## What to do
Give the data a second time, exactly and in full.
== Data supplied ==
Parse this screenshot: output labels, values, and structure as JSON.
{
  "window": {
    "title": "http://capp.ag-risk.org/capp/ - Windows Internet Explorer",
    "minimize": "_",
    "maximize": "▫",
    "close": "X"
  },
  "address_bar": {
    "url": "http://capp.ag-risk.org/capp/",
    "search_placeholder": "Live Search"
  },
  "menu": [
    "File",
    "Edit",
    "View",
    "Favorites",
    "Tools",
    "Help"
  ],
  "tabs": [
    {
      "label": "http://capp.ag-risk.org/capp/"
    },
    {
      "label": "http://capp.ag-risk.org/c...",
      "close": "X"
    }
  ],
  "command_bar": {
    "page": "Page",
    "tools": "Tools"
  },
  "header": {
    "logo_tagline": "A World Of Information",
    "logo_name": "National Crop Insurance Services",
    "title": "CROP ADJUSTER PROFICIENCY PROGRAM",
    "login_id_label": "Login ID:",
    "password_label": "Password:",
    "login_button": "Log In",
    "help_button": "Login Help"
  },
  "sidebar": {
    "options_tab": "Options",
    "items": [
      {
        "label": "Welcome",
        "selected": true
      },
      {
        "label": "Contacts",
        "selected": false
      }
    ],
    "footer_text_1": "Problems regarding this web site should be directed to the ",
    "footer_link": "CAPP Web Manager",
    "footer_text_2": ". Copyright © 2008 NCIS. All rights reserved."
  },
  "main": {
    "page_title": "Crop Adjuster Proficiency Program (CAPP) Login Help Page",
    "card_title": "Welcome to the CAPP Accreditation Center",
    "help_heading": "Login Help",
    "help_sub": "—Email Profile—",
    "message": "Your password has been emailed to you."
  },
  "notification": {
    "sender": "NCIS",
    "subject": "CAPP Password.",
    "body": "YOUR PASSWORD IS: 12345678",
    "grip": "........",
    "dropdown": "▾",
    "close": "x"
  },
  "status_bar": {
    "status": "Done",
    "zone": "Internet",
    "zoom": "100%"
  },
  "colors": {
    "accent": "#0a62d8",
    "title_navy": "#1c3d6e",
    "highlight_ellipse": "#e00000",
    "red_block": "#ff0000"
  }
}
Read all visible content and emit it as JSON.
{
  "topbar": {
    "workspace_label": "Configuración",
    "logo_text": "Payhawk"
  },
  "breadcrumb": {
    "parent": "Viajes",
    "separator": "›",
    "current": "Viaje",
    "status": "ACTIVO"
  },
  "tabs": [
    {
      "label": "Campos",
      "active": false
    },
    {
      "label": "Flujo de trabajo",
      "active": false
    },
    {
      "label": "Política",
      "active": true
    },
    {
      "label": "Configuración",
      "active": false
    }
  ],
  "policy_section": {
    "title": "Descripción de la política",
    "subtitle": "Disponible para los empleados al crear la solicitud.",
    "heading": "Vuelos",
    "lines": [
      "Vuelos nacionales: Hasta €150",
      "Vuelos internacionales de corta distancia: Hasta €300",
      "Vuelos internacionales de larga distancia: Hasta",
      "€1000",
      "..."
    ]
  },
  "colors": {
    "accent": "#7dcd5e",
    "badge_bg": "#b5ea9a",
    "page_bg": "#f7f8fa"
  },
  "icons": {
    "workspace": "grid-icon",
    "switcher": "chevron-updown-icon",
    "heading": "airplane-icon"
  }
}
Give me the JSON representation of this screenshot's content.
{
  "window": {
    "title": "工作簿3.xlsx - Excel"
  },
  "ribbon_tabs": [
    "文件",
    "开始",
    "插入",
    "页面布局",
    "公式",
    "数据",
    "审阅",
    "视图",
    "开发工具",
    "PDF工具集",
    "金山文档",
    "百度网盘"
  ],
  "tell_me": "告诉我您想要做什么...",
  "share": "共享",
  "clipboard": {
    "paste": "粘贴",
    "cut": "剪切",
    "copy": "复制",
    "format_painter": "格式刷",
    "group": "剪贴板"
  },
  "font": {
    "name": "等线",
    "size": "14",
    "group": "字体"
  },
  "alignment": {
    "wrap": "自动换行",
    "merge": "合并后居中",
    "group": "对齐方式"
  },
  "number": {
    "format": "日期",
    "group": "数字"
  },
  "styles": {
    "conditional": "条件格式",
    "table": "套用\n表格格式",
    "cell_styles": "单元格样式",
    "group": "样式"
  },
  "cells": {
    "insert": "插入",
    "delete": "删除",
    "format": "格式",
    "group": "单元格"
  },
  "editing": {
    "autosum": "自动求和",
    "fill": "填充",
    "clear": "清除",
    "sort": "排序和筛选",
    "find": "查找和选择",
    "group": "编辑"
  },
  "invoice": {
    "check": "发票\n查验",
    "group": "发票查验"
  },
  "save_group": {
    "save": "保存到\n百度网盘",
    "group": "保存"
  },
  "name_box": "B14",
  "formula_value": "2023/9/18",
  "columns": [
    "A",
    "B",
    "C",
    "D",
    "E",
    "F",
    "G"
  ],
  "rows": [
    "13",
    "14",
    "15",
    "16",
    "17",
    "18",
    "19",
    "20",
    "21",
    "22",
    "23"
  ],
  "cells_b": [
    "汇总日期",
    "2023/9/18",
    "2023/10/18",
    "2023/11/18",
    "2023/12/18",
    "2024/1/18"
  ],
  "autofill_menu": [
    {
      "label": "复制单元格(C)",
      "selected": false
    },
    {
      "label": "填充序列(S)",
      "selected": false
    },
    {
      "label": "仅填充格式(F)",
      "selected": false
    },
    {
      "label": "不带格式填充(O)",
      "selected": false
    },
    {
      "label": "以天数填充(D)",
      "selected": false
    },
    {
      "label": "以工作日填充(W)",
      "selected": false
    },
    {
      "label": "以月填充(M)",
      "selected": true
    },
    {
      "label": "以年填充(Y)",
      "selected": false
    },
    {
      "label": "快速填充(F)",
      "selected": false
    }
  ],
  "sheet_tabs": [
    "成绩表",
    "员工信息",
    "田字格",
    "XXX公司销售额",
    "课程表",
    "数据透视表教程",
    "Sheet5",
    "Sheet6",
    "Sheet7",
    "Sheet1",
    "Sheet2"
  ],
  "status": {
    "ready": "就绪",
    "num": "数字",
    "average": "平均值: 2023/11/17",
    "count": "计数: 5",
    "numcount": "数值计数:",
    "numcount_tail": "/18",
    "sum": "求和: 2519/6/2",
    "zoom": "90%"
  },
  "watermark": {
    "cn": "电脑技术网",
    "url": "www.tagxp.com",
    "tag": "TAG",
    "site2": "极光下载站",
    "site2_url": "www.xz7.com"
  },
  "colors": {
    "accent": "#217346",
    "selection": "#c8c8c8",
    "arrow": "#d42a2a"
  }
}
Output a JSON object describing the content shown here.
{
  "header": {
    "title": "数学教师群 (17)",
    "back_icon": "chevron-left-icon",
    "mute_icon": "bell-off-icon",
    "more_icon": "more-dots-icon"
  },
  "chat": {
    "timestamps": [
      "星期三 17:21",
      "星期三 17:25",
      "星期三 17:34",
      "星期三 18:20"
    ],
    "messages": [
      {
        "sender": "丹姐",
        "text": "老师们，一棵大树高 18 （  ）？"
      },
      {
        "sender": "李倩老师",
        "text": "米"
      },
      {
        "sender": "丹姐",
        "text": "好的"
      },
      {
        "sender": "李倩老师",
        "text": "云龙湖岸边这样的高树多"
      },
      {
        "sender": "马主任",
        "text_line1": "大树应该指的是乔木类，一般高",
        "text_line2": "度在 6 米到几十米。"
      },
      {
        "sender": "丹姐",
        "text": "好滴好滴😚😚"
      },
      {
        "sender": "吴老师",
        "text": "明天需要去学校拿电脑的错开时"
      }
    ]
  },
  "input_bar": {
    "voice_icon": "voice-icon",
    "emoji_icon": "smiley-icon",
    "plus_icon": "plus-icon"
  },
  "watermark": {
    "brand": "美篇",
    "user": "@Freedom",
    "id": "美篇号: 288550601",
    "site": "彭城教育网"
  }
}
===
## Result
Parse this screenshot: output labels, values, and structure as JSON.
{
  "window": {
    "title": "http://capp.ag-risk.org/capp/ - Windows Internet Explorer",
    "minimize": "_",
    "maximize": "▫",
    "close": "X"
  },
  "address_bar": {
    "url": "http://capp.ag-risk.org/capp/",
    "search_placeholder": "Live Search"
  },
  "menu": [
    "File",
    "Edit",
    "View",
    "Favorites",
    "Tools",
    "Help"
  ],
  "tabs": [
    {
      "label": "http://capp.ag-risk.org/capp/"
    },
    {
      "label": "http://capp.ag-risk.org/c...",
      "close": "X"
    }
  ],
  "command_bar": {
    "page": "Page",
    "tools": "Tools"
  },
  "header": {
    "logo_tagline": "A World Of Information",
    "logo_name": "National Crop Insurance Services",
    "title": "CROP ADJUSTER PROFICIENCY PROGRAM",
    "login_id_label": "Login ID:",
    "password_label": "Password:",
    "login_button": "Log In",
    "help_button": "Login Help"
  },
  "sidebar": {
    "options_tab": "Options",
    "items": [
      {
        "label": "Welcome",
        "selected": true
      },
      {
        "label": "Contacts",
        "selected": false
      }
    ],
    "footer_text_1": "Problems regarding this web site should be directed to the ",
    "footer_link": "CAPP Web Manager",
    "footer_text_2": ". Copyright © 2008 NCIS. All rights reserved."
  },
  "main": {
    "page_title": "Crop Adjuster Proficiency Program (CAPP) Login Help Page",
    "card_title": "Welcome to the CAPP Accreditation Center",
    "help_heading": "Login Help",
    "help_sub": "—Email Profile—",
    "message": "Your password has been emailed to you."
  },
  "notification": {
    "sender": "NCIS",
    "subject": "CAPP Password.",
    "body": "YOUR PASSWORD IS: 12345678",
    "grip": "........",
    "dropdown": "▾",
    "close": "x"
  },
  "status_bar": {
    "status": "Done",
    "zone": "Internet",
    "zoom": "100%"
  },
  "colors": {
    "accent": "#0a62d8",
    "title_navy": "#1c3d6e",
    "highlight_ellipse": "#e00000",
    "red_block": "#ff0000"
  }
}
Read all visible content and emit it as JSON.
{
  "topbar": {
    "workspace_label": "Configuración",
    "logo_text": "Payhawk"
  },
  "breadcrumb": {
    "parent": "Viajes",
    "separator": "›",
    "current": "Viaje",
    "status": "ACTIVO"
  },
  "tabs": [
    {
      "label": "Campos",
      "active": false
    },
    {
      "label": "Flujo de trabajo",
      "active": false
    },
    {
      "label": "Política",
      "active": true
    },
    {
      "label": "Configuración",
      "active": false
    }
  ],
  "policy_section": {
    "title": "Descripción de la política",
    "subtitle": "Disponible para los empleados al crear la solicitud.",
    "heading": "Vuelos",
    "lines": [
      "Vuelos nacionales: Hasta €150",
      "Vuelos internacionales de corta distancia: Hasta €300",
      "Vuelos internacionales de larga distancia: Hasta",
      "€1000",
      "..."
    ]
  },
  "colors": {
    "accent": "#7dcd5e",
    "badge_bg": "#b5ea9a",
    "page_bg": "#f7f8fa"
  },
  "icons": {
    "workspace": "grid-icon",
    "switcher": "chevron-updown-icon",
    "heading": "airplane-icon"
  }
}
Give me the JSON representation of this screenshot's content.
{
  "window": {
    "title": "工作簿3.xlsx - Excel"
  },
  "ribbon_tabs": [
    "文件",
    "开始",
    "插入",
    "页面布局",
    "公式",
    "数据",
    "审阅",
    "视图",
    "开发工具",
    "PDF工具集",
    "金山文档",
    "百度网盘"
  ],
  "tell_me": "告诉我您想要做什么...",
  "share": "共享",
  "clipboard": {
    "paste": "粘贴",
    "cut": "剪切",
    "copy": "复制",
    "format_painter": "格式刷",
    "group": "剪贴板"
  },
  "font": {
    "name": "等线",
    "size": "14",
    "group": "字体"
  },
  "alignment": {
    "wrap": "自动换行",
    "merge": "合并后居中",
    "group": "对齐方式"
  },
  "number": {
    "format": "日期",
    "group": "数字"
  },
  "styles": {
    "conditional": "条件格式",
    "table": "套用\n表格格式",
    "cell_styles": "单元格样式",
    "group": "样式"
  },
  "cells": {
    "insert": "插入",
    "delete": "删除",
    "format": "格式",
    "group": "单元格"
  },
  "editing": {
    "autosum": "自动求和",
    "fill": "填充",
    "clear": "清除",
    "sort": "排序和筛选",
    "find": "查找和选择",
    "group": "编辑"
  },
  "invoice": {
    "check": "发票\n查验",
    "group": "发票查验"
  },
  "save_group": {
    "save": "保存到\n百度网盘",
    "group": "保存"
  },
  "name_box": "B14",
  "formula_value": "2023/9/18",
  "columns": [
    "A",
    "B",
    "C",
    "D",
    "E",
    "F",
    "G"
  ],
  "rows": [
    "13",
    "14",
    "15",
    "16",
    "17",
    "18",
    "19",
    "20",
    "21",
    "22",
    "23"
  ],
  "cells_b": [
    "汇总日期",
    "2023/9/18",
    "2023/10/18",
    "2023/11/18",
    "2023/12/18",
    "2024/1/18"
  ],
  "autofill_menu": [
    {
      "label": "复制单元格(C)",
      "selected": false
    },
    {
      "label": "填充序列(S)",
      "selected": false
    },
    {
      "label": "仅填充格式(F)",
      "selected": false
    },
    {
      "label": "不带格式填充(O)",
      "selected": false
    },
    {
      "label": "以天数填充(D)",
      "selected": false
    },
    {
      "label": "以工作日填充(W)",
      "selected": false
    },
    {
      "label": "以月填充(M)",
      "selected": true
    },
    {
      "label": "以年填充(Y)",
      "selected": false
    },
    {
      "label": "快速填充(F)",
      "selected": false
    }
  ],
  "sheet_tabs": [
    "成绩表",
    "员工信息",
    "田字格",
    "XXX公司销售额",
    "课程表",
    "数据透视表教程",
    "Sheet5",
    "Sheet6",
    "Sheet7",
    "Sheet1",
    "Sheet2"
  ],
  "status": {
    "ready": "就绪",
    "num": "数字",
    "average": "平均值: 2023/11/17",
    "count": "计数: 5",
    "numcount": "数值计数:",
    "numcount_tail": "/18",
    "sum": "求和: 2519/6/2",
    "zoom": "90%"
  },
  "watermark": {
    "cn": "电脑技术网",
    "url": "www.tagxp.com",
    "tag": "TAG",
    "site2": "极光下载站",
    "site2_url": "www.xz7.com"
  },
  "colors": {
    "accent": "#217346",
    "selection": "#c8c8c8",
    "arrow": "#d42a2a"
  }
}
Output a JSON object describing the content shown here.
{
  "header": {
    "title": "数学教师群 (17)",
    "back_icon": "chevron-left-icon",
    "mute_icon": "bell-off-icon",
    "more_icon": "more-dots-icon"
  },
  "chat": {
    "timestamps": [
      "星期三 17:21",
      "星期三 17:25",
      "星期三 17:34",
      "星期三 18:20"
    ],
    "messages": [
      {
        "sender": "丹姐",
        "text": "老师们，一棵大树高 18 （  ）？"
      },
      {
        "sender": "李倩老师",
        "text": "米"
      },
      {
        "sender": "丹姐",
        "text": "好的"
      },
      {
        "sender": "李倩老师",
        "text": "云龙湖岸边这样的高树多"
      },
      {
        "sender": "马主任",
        "text_line1": "大树应该指的是乔木类，一般高",
        "text_line2": "度在 6 米到几十米。"
      },
      {
        "sender": "丹姐",
        "text": "好滴好滴😚😚"
      },
      {
        "sender": "吴老师",
        "text": "明天需要去学校拿电脑的错开时"
      }
    ]
  },
  "input_bar": {
    "voice_icon": "voice-icon",
    "emoji_icon": "smiley-icon",
    "plus_icon": "plus-icon"
  },
  "watermark": {
    "brand": "美篇",
    "user": "@Freedom",
    "id": "美篇号: 288550601",
    "site": "彭城教育网"
  }
}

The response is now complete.